Extract the lines beginning with the line containing "Give me the" and ending with the line containing "- worksheet-text-rest: m bentuk", reproducing them without any change.

Material for this exercise —
● ● ●
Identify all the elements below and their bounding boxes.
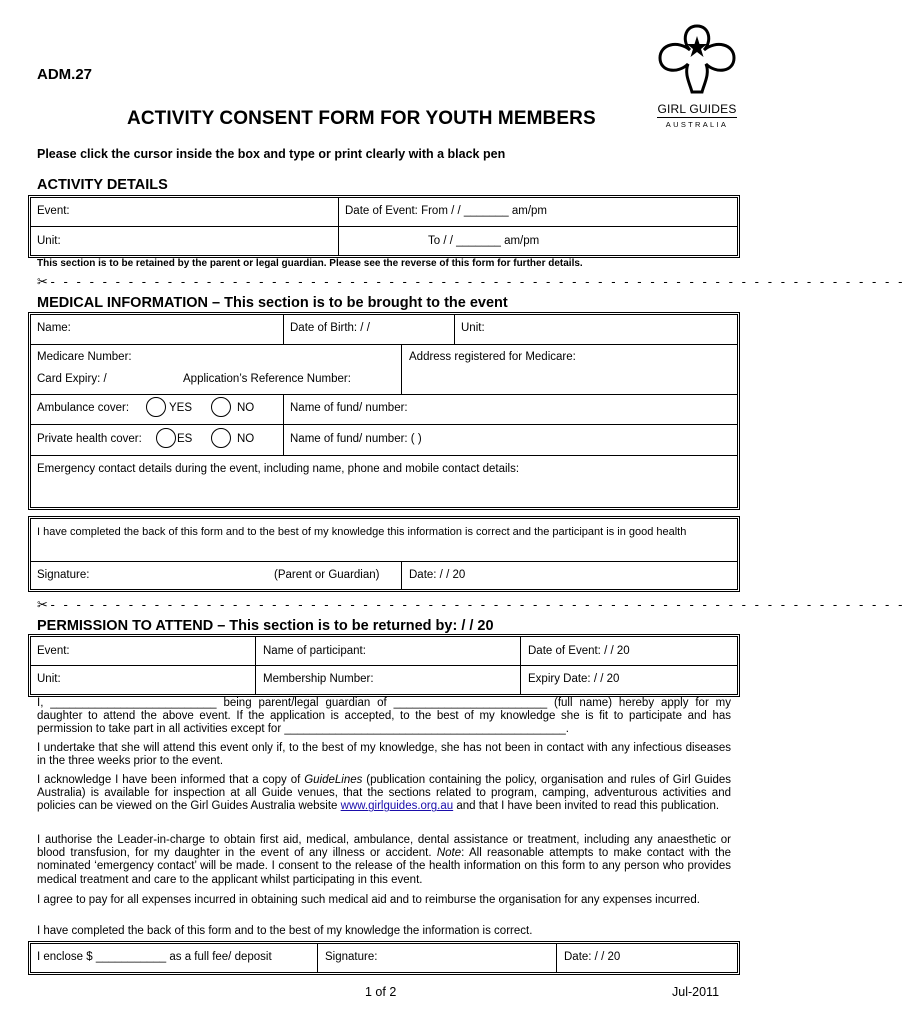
● ● ●
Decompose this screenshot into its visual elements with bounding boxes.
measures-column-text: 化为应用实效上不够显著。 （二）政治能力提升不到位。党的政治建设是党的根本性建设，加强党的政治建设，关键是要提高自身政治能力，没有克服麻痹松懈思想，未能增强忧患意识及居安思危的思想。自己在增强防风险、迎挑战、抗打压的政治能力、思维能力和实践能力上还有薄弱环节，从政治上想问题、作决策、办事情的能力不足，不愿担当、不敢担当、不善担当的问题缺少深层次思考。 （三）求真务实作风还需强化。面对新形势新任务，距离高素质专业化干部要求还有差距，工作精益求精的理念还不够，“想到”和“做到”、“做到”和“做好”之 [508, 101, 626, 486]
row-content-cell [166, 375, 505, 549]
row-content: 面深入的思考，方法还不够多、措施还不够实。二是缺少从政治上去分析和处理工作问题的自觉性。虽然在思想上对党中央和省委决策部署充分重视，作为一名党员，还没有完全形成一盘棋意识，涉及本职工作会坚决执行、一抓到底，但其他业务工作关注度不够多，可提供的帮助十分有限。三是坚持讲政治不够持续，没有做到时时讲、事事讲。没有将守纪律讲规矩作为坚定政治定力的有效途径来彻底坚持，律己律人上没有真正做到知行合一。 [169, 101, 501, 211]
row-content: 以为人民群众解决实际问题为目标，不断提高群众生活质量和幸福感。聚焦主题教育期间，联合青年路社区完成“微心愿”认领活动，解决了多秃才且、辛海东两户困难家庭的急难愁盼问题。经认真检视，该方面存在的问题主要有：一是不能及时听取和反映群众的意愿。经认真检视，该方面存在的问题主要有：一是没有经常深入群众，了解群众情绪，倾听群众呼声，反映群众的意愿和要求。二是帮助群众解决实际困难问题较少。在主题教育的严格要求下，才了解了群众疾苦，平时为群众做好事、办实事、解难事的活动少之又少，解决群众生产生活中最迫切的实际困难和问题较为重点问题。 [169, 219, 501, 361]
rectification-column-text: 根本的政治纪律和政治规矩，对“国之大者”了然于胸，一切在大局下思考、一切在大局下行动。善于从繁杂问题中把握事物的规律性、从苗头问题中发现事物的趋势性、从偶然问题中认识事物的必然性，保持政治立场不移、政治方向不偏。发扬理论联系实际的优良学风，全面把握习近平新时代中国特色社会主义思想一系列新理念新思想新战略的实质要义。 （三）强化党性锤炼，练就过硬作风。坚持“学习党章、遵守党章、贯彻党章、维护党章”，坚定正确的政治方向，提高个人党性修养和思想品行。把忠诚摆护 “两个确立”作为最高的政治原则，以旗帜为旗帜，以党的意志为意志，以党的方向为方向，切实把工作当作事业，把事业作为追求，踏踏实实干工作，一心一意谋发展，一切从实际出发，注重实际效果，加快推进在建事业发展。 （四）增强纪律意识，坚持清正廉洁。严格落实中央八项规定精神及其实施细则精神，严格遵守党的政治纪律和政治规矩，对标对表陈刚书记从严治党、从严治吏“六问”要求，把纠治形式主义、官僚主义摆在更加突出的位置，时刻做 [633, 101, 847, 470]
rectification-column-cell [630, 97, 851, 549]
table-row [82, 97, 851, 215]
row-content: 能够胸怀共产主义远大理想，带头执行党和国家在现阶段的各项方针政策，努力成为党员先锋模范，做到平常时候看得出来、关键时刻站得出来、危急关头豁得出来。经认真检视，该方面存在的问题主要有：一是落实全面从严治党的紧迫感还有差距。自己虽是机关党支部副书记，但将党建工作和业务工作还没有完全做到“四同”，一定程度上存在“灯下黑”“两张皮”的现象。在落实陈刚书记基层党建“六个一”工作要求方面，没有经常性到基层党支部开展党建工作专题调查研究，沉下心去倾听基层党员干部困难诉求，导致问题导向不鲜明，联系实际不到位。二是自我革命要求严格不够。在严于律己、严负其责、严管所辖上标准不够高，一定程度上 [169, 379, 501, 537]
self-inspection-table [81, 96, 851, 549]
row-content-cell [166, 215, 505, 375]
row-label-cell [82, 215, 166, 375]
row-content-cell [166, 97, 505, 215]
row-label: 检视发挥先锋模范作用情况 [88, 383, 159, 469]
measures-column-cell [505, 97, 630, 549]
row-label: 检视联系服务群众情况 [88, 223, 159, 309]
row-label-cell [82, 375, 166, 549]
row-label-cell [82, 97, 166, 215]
● ● ●
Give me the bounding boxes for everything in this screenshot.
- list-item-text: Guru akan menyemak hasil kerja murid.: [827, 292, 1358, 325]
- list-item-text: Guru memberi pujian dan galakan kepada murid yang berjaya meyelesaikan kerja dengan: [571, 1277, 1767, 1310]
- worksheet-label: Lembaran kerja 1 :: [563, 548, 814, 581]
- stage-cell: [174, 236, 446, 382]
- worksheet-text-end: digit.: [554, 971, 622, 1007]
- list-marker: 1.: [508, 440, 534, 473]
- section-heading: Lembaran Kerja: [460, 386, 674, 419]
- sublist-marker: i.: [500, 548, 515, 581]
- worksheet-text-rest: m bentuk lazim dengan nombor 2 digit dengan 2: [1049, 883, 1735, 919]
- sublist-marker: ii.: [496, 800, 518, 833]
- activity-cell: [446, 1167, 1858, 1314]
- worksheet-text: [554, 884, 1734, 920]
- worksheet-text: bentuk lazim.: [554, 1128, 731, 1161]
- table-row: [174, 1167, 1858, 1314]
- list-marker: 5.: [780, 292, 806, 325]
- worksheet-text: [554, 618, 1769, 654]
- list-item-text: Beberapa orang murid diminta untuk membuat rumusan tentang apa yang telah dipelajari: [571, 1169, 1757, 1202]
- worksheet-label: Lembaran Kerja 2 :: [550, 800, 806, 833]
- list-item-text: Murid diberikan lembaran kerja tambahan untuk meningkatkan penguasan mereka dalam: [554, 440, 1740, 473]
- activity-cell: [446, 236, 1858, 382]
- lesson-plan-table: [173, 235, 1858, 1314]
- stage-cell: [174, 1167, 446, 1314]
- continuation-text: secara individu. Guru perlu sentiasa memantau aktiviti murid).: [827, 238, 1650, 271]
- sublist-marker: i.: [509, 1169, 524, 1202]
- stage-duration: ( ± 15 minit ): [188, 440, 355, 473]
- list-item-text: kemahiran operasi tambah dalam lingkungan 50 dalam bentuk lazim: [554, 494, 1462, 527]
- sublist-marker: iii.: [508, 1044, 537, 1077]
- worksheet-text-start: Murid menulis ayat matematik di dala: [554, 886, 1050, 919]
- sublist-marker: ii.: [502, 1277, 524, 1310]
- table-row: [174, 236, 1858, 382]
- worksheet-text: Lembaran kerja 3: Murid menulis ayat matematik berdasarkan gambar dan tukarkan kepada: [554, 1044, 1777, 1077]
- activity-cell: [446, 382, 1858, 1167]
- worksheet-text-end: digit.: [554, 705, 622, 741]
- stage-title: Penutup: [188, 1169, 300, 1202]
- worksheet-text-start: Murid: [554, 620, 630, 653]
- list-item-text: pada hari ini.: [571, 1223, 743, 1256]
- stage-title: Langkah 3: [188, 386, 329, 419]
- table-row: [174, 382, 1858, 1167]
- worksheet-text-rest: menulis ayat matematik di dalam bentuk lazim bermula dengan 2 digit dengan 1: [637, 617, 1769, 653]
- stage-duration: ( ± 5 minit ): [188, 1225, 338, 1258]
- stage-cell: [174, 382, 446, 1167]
● ● ●
Output —
Give me the bounding boxes for everything in this screenshot.
- list-item-text: Guru akan menyemak hasil kerja murid.: [827, 292, 1358, 325]
- list-item-text: Guru memberi pujian dan galakan kepada murid yang berjaya meyelesaikan kerja dengan: [571, 1277, 1767, 1310]
- worksheet-label: Lembaran kerja 1 :: [563, 548, 814, 581]
- stage-cell: [174, 236, 446, 382]
- worksheet-text-end: digit.: [554, 971, 622, 1007]
- list-marker: 1.: [508, 440, 534, 473]
- section-heading: Lembaran Kerja: [460, 386, 674, 419]
- sublist-marker: i.: [500, 548, 515, 581]
- worksheet-text-rest: m bentuk lazim dengan nombor 2 digit dengan 2: [1049, 883, 1735, 919]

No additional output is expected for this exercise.